→ **What to work on**: Make an exact copy of the entries below with the pictures removed.

→ **Given data**:

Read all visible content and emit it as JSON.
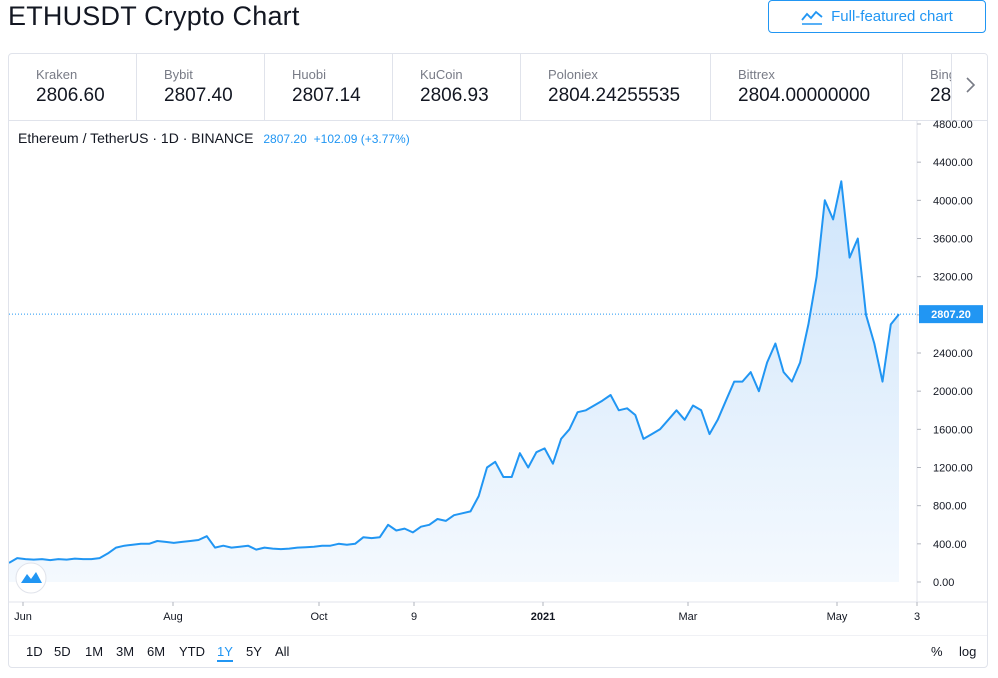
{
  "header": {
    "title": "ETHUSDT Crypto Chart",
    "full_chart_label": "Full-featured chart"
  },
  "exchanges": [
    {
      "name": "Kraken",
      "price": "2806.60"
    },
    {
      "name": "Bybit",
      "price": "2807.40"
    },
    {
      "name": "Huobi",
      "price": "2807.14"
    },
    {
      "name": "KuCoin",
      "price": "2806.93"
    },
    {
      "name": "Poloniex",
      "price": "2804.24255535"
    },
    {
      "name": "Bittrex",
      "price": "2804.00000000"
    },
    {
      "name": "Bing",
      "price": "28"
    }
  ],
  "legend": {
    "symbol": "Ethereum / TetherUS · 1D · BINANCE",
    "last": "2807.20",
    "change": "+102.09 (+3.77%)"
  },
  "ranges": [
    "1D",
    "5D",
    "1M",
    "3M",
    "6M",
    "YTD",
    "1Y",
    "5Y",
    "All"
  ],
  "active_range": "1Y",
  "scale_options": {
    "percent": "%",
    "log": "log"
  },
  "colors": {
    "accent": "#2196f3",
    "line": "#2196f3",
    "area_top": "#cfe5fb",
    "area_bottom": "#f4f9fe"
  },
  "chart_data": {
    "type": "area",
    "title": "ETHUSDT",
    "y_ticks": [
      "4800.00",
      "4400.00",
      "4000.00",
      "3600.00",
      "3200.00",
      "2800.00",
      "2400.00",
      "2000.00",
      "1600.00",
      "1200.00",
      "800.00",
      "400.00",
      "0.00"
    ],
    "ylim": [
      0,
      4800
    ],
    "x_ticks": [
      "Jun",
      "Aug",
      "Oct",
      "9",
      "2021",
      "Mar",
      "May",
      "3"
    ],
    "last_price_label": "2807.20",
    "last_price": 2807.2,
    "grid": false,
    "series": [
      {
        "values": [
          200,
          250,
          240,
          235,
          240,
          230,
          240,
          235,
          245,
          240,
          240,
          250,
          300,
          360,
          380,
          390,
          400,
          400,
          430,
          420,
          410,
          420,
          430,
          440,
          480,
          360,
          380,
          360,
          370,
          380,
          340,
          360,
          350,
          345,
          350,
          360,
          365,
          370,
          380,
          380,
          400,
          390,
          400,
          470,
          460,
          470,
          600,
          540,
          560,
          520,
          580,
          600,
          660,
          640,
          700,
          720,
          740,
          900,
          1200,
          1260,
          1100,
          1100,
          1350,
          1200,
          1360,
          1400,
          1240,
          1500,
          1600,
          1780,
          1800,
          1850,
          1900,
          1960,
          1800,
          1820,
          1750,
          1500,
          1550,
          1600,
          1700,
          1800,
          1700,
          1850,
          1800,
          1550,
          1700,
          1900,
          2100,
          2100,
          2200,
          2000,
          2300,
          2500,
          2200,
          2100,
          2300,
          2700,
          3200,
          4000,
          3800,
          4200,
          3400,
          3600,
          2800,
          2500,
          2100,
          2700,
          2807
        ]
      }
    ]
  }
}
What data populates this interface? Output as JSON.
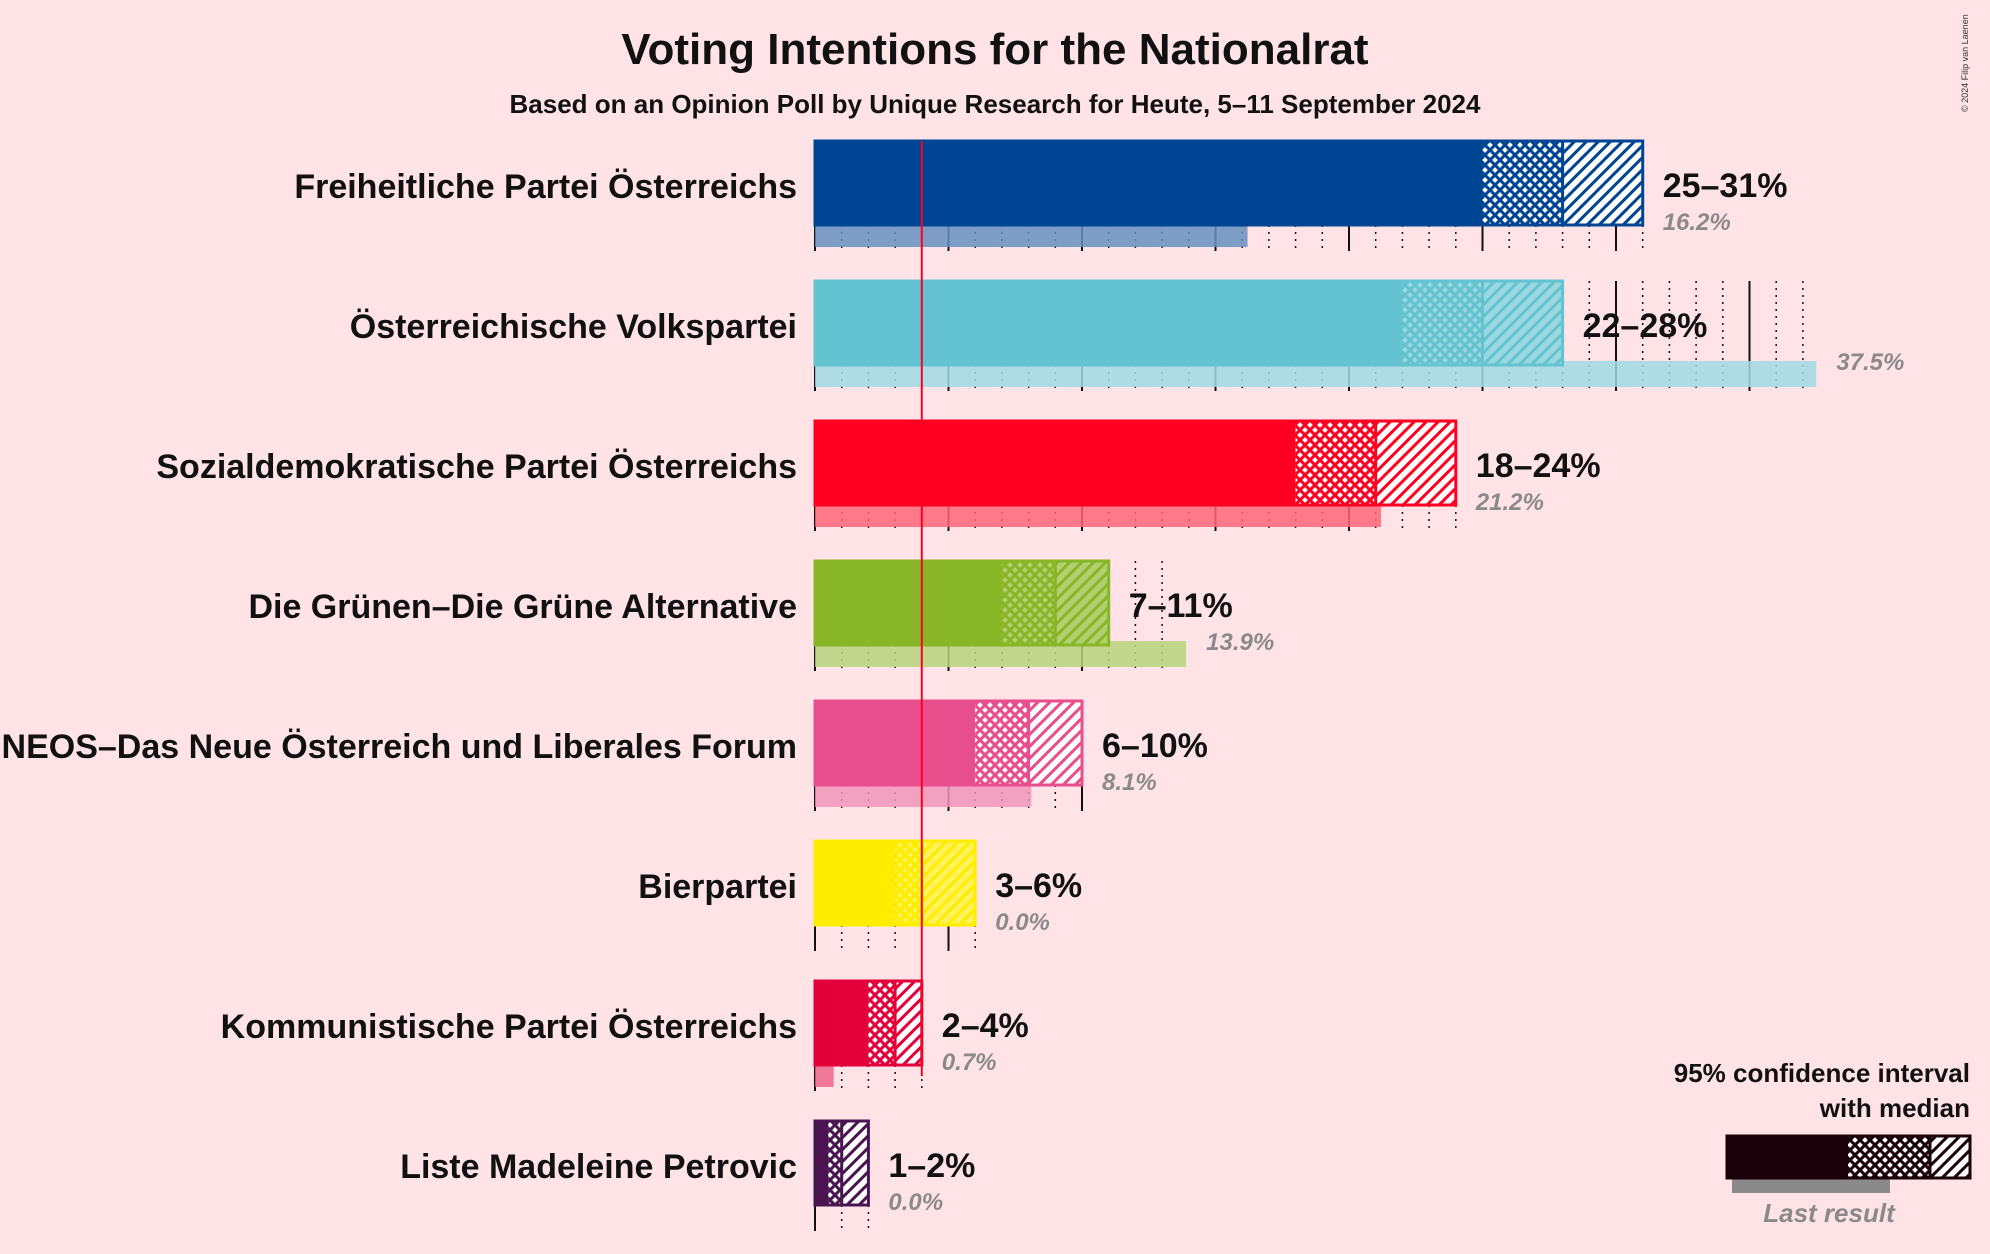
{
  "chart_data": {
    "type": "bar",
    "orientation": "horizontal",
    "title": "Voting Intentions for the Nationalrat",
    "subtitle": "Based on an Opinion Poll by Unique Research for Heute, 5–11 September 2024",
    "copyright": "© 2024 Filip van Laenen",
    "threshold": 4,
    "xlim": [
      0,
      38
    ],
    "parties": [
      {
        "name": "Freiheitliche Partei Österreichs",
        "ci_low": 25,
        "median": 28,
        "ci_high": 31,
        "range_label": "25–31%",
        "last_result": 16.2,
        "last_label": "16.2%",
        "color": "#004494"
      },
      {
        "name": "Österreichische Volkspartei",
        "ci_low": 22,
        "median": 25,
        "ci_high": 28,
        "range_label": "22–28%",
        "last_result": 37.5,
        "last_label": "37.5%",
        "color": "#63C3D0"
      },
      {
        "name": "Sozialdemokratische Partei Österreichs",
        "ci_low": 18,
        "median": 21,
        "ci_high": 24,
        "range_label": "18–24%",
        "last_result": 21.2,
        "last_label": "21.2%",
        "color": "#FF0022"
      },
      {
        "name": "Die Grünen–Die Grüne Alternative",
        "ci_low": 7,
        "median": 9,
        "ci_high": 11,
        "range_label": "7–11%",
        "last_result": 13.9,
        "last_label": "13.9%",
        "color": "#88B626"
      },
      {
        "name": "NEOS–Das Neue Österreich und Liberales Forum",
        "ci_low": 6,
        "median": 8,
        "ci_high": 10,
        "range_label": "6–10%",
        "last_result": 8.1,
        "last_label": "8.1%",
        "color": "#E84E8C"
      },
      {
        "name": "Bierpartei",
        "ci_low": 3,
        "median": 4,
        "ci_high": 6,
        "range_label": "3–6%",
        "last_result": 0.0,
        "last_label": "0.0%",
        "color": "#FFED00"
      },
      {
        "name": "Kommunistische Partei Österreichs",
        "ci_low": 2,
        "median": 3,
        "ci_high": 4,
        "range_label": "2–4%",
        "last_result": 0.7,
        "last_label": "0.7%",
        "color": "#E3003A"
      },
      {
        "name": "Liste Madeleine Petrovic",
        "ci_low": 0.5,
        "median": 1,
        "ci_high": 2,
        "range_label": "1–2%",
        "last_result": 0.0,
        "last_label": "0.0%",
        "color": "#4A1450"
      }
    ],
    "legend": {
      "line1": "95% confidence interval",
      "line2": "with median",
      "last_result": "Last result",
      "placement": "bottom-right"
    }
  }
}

→ **The response**:
Read all visible content and emit it as JSON.
{
  "header": {
    "title": "ETHUSDT Crypto Chart",
    "full_chart_label": "Full-featured chart"
  },
  "exchanges": [
    {
      "name": "Kraken",
      "price": "2806.60"
    },
    {
      "name": "Bybit",
      "price": "2807.40"
    },
    {
      "name": "Huobi",
      "price": "2807.14"
    },
    {
      "name": "KuCoin",
      "price": "2806.93"
    },
    {
      "name": "Poloniex",
      "price": "2804.24255535"
    },
    {
      "name": "Bittrex",
      "price": "2804.00000000"
    },
    {
      "name": "Bing",
      "price": "28"
    }
  ],
  "legend": {
    "symbol": "Ethereum / TetherUS · 1D · BINANCE",
    "last": "2807.20",
    "change": "+102.09 (+3.77%)"
  },
  "ranges": [
    "1D",
    "5D",
    "1M",
    "3M",
    "6M",
    "YTD",
    "1Y",
    "5Y",
    "All"
  ],
  "active_range": "1Y",
  "scale_options": {
    "percent": "%",
    "log": "log"
  },
  "colors": {
    "accent": "#2196f3",
    "line": "#2196f3",
    "area_top": "#cfe5fb",
    "area_bottom": "#f4f9fe"
  },
  "chart_data": {
    "type": "area",
    "title": "ETHUSDT",
    "y_ticks": [
      "4800.00",
      "4400.00",
      "4000.00",
      "3600.00",
      "3200.00",
      "2800.00",
      "2400.00",
      "2000.00",
      "1600.00",
      "1200.00",
      "800.00",
      "400.00",
      "0.00"
    ],
    "ylim": [
      0,
      4800
    ],
    "x_ticks": [
      "Jun",
      "Aug",
      "Oct",
      "9",
      "2021",
      "Mar",
      "May",
      "3"
    ],
    "last_price_label": "2807.20",
    "last_price": 2807.2,
    "grid": false,
    "series": [
      {
        "values": [
          200,
          250,
          240,
          235,
          240,
          230,
          240,
          235,
          245,
          240,
          240,
          250,
          300,
          360,
          380,
          390,
          400,
          400,
          430,
          420,
          410,
          420,
          430,
          440,
          480,
          360,
          380,
          360,
          370,
          380,
          340,
          360,
          350,
          345,
          350,
          360,
          365,
          370,
          380,
          380,
          400,
          390,
          400,
          470,
          460,
          470,
          600,
          540,
          560,
          520,
          580,
          600,
          660,
          640,
          700,
          720,
          740,
          900,
          1200,
          1260,
          1100,
          1100,
          1350,
          1200,
          1360,
          1400,
          1240,
          1500,
          1600,
          1780,
          1800,
          1850,
          1900,
          1960,
          1800,
          1820,
          1750,
          1500,
          1550,
          1600,
          1700,
          1800,
          1700,
          1850,
          1800,
          1550,
          1700,
          1900,
          2100,
          2100,
          2200,
          2000,
          2300,
          2500,
          2200,
          2100,
          2300,
          2700,
          3200,
          4000,
          3800,
          4200,
          3400,
          3600,
          2800,
          2500,
          2100,
          2700,
          2807
        ]
      }
    ]
  }
}
What data populates this interface? Output as JSON.
{
  "chart_data": {
    "type": "bar",
    "orientation": "horizontal",
    "title": "Voting Intentions for the Nationalrat",
    "subtitle": "Based on an Opinion Poll by Unique Research for Heute, 5–11 September 2024",
    "copyright": "© 2024 Filip van Laenen",
    "threshold": 4,
    "xlim": [
      0,
      38
    ],
    "parties": [
      {
        "name": "Freiheitliche Partei Österreichs",
        "ci_low": 25,
        "median": 28,
        "ci_high": 31,
        "range_label": "25–31%",
        "last_result": 16.2,
        "last_label": "16.2%",
        "color": "#004494"
      },
      {
        "name": "Österreichische Volkspartei",
        "ci_low": 22,
        "median": 25,
        "ci_high": 28,
        "range_label": "22–28%",
        "last_result": 37.5,
        "last_label": "37.5%",
        "color": "#63C3D0"
      },
      {
        "name": "Sozialdemokratische Partei Österreichs",
        "ci_low": 18,
        "median": 21,
        "ci_high": 24,
        "range_label": "18–24%",
        "last_result": 21.2,
        "last_label": "21.2%",
        "color": "#FF0022"
      },
      {
        "name": "Die Grünen–Die Grüne Alternative",
        "ci_low": 7,
        "median": 9,
        "ci_high": 11,
        "range_label": "7–11%",
        "last_result": 13.9,
        "last_label": "13.9%",
        "color": "#88B626"
      },
      {
        "name": "NEOS–Das Neue Österreich und Liberales Forum",
        "ci_low": 6,
        "median": 8,
        "ci_high": 10,
        "range_label": "6–10%",
        "last_result": 8.1,
        "last_label": "8.1%",
        "color": "#E84E8C"
      },
      {
        "name": "Bierpartei",
        "ci_low": 3,
        "median": 4,
        "ci_high": 6,
        "range_label": "3–6%",
        "last_result": 0.0,
        "last_label": "0.0%",
        "color": "#FFED00"
      },
      {
        "name": "Kommunistische Partei Österreichs",
        "ci_low": 2,
        "median": 3,
        "ci_high": 4,
        "range_label": "2–4%",
        "last_result": 0.7,
        "last_label": "0.7%",
        "color": "#E3003A"
      },
      {
        "name": "Liste Madeleine Petrovic",
        "ci_low": 0.5,
        "median": 1,
        "ci_high": 2,
        "range_label": "1–2%",
        "last_result": 0.0,
        "last_label": "0.0%",
        "color": "#4A1450"
      }
    ],
    "legend": {
      "line1": "95% confidence interval",
      "line2": "with median",
      "last_result": "Last result",
      "placement": "bottom-right"
    }
  }
}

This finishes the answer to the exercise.